**The task**
Find all lines in the listing that include the word "Aeram", then copy them.

------------------------------------------------------------

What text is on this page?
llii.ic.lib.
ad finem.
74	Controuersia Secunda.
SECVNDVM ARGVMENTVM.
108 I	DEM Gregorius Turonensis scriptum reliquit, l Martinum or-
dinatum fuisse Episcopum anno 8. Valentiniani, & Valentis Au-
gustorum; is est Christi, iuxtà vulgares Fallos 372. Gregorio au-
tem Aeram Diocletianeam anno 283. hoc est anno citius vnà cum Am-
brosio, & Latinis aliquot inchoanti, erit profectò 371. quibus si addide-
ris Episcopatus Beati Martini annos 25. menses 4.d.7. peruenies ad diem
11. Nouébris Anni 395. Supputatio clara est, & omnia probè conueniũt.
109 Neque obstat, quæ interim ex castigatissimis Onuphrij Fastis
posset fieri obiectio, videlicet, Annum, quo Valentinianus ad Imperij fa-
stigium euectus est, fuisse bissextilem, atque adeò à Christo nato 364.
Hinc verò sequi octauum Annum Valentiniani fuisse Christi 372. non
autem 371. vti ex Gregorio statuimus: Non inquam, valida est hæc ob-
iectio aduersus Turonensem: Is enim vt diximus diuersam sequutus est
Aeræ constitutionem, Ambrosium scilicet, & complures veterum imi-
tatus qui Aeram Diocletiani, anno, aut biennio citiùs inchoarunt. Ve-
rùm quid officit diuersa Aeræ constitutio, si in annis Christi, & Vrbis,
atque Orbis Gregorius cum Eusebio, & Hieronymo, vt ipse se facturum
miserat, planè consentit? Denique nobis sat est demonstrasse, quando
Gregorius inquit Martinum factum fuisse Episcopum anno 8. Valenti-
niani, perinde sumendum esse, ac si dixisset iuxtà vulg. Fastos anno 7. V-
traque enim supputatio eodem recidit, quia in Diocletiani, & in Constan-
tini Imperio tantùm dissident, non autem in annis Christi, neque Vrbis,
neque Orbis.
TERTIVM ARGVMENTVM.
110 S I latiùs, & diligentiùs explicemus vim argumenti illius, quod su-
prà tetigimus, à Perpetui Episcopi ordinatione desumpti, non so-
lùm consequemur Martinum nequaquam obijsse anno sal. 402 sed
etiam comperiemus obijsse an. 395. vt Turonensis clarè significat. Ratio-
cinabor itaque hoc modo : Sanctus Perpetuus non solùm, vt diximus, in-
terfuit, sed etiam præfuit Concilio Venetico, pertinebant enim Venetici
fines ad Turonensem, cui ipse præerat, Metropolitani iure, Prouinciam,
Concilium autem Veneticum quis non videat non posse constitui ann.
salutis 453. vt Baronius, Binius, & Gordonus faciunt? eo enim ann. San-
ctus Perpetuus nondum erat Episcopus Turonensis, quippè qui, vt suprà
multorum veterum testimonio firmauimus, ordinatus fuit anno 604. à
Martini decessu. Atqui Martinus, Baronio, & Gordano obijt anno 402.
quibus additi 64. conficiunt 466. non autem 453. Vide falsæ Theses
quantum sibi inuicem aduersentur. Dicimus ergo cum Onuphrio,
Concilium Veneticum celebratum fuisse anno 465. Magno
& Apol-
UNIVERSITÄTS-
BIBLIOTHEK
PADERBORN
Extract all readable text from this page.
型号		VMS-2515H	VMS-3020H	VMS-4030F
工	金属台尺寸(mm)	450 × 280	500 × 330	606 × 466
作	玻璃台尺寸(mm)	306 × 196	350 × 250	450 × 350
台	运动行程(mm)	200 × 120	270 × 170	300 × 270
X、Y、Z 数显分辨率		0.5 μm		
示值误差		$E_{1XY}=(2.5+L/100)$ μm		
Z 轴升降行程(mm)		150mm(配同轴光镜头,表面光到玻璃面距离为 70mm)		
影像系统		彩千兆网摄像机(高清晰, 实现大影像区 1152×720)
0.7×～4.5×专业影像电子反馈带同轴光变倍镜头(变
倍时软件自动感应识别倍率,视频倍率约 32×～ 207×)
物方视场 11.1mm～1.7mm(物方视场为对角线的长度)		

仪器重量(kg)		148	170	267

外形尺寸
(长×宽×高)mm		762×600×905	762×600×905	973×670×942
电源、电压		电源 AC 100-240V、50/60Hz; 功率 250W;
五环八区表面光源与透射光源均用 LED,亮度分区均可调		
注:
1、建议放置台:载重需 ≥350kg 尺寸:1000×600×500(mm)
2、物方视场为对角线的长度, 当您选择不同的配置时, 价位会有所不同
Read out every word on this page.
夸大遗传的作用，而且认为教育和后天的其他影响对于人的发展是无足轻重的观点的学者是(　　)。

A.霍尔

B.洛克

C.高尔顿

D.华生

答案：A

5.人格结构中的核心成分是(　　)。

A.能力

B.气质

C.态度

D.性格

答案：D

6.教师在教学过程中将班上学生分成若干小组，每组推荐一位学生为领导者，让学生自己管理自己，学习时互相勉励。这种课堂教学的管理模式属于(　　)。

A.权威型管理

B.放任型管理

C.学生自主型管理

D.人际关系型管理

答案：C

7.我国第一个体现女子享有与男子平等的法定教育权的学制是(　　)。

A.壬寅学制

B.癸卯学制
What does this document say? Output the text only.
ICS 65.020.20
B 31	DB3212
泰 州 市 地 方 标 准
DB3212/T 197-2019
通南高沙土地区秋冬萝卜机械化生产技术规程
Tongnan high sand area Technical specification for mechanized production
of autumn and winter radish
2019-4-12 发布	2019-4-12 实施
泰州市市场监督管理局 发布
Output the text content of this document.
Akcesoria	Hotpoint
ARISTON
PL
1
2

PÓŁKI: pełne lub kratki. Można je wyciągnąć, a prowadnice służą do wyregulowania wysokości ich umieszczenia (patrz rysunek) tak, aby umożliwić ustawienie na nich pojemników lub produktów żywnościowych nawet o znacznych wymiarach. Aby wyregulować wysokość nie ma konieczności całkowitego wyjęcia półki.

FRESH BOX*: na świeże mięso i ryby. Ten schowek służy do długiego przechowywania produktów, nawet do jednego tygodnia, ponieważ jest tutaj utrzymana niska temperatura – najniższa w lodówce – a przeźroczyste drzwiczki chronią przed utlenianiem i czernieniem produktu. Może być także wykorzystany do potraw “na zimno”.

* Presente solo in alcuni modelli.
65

------------------------------------------------------------

**Reply to the task**
tem Aeram Diocletianeam anno 283. hoc est anno citius vnà cum Am-
tatus qui Aeram Diocletiani, anno, aut biennio citiùs inchoarunt. Ve-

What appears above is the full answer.